▸ **Direction**
From the listing below, return each line that includes "hours".

[Stored entries]
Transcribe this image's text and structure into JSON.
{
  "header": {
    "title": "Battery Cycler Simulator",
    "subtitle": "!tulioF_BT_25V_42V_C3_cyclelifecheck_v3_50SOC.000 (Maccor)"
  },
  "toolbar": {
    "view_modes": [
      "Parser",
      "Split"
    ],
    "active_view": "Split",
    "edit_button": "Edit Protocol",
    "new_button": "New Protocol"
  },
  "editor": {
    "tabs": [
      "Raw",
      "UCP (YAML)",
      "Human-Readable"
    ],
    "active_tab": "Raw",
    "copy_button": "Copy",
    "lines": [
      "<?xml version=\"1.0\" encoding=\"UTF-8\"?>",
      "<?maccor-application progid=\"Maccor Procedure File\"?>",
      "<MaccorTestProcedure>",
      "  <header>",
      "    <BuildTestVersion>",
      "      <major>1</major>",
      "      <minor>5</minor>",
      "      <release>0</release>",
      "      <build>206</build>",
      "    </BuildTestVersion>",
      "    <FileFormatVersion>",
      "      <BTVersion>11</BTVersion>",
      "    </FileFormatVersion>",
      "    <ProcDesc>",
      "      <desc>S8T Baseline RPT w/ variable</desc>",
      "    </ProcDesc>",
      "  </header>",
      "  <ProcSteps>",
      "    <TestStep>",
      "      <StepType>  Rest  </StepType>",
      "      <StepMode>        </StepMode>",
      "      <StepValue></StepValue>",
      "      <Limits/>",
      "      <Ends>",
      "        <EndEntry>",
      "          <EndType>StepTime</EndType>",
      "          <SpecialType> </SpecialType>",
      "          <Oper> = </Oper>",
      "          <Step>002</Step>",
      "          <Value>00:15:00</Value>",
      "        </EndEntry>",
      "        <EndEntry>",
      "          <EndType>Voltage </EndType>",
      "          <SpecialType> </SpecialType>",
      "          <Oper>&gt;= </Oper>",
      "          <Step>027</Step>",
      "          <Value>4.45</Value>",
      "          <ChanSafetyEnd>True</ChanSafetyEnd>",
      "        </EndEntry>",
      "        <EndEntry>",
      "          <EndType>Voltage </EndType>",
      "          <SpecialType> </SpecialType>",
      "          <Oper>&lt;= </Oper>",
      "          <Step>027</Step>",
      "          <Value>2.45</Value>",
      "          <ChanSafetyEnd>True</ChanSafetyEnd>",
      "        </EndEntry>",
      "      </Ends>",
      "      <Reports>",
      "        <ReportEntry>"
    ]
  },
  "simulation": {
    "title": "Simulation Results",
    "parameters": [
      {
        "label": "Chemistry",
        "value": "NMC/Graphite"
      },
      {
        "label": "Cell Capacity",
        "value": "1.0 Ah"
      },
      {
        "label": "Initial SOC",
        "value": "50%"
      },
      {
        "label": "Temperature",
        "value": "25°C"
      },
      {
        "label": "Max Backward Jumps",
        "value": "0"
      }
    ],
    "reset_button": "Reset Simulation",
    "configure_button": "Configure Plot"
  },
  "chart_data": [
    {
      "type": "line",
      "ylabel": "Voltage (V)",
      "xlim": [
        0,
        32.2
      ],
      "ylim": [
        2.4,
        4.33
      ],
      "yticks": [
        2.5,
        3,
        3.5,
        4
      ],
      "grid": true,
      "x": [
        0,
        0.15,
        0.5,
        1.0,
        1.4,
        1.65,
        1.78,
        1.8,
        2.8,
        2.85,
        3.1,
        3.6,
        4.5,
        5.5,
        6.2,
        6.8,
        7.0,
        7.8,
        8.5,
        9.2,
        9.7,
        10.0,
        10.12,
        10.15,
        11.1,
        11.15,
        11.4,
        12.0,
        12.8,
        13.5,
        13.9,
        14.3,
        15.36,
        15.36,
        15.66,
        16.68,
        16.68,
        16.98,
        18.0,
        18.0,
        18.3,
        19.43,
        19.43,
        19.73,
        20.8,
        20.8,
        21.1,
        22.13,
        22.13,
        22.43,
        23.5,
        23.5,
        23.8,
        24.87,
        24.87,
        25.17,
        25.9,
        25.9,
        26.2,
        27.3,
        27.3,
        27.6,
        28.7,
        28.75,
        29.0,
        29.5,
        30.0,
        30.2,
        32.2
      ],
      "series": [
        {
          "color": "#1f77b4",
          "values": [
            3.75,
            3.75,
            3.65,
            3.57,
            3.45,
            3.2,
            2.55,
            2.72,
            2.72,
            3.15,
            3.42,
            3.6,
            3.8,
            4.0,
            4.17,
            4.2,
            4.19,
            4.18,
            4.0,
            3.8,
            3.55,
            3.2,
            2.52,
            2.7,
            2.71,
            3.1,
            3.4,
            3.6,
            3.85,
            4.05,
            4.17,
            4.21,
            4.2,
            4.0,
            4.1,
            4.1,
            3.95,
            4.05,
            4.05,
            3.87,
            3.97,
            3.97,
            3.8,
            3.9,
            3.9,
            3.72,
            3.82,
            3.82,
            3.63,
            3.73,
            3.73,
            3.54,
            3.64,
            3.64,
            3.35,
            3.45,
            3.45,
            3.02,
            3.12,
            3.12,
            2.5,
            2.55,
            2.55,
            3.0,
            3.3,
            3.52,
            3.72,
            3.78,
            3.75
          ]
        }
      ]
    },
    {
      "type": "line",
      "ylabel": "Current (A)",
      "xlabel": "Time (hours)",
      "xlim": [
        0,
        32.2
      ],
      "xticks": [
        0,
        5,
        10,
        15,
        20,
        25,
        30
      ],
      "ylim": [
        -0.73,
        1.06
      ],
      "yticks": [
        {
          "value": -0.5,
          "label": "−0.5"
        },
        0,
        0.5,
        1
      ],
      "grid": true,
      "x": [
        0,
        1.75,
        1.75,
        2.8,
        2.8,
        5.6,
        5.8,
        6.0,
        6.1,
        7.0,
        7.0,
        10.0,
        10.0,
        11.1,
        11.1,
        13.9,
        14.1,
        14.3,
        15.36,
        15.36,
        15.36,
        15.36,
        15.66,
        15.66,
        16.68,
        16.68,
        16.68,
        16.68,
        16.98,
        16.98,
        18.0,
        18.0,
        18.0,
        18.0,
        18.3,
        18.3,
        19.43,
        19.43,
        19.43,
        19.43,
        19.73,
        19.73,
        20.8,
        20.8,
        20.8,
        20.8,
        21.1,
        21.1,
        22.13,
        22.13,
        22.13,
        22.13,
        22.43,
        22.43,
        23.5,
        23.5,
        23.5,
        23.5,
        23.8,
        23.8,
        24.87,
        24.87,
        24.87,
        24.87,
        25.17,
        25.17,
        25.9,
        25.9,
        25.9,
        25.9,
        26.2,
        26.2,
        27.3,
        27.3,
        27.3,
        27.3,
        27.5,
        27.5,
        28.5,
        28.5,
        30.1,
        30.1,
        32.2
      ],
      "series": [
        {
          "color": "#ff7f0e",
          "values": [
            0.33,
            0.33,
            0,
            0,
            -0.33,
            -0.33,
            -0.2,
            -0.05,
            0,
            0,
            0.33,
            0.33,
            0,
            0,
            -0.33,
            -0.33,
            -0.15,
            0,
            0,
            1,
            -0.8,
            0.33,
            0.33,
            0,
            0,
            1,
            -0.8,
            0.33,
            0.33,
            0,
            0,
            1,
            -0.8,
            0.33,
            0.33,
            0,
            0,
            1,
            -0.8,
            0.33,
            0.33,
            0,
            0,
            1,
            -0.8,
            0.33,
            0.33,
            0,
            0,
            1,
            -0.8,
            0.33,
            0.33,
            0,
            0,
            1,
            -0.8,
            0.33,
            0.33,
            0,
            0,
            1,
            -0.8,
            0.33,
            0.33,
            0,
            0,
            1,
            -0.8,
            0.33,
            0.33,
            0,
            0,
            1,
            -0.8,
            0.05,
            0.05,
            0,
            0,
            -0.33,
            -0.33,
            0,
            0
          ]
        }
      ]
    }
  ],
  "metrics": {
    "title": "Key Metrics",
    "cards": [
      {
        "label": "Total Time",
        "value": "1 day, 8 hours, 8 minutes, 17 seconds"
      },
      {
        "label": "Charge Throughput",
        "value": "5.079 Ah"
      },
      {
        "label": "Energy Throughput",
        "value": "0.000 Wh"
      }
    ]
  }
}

▸ **The completed task**
      "xlabel": "Time (hours)",
        "value": "1 day, 8 hours, 8 minutes, 17 seconds"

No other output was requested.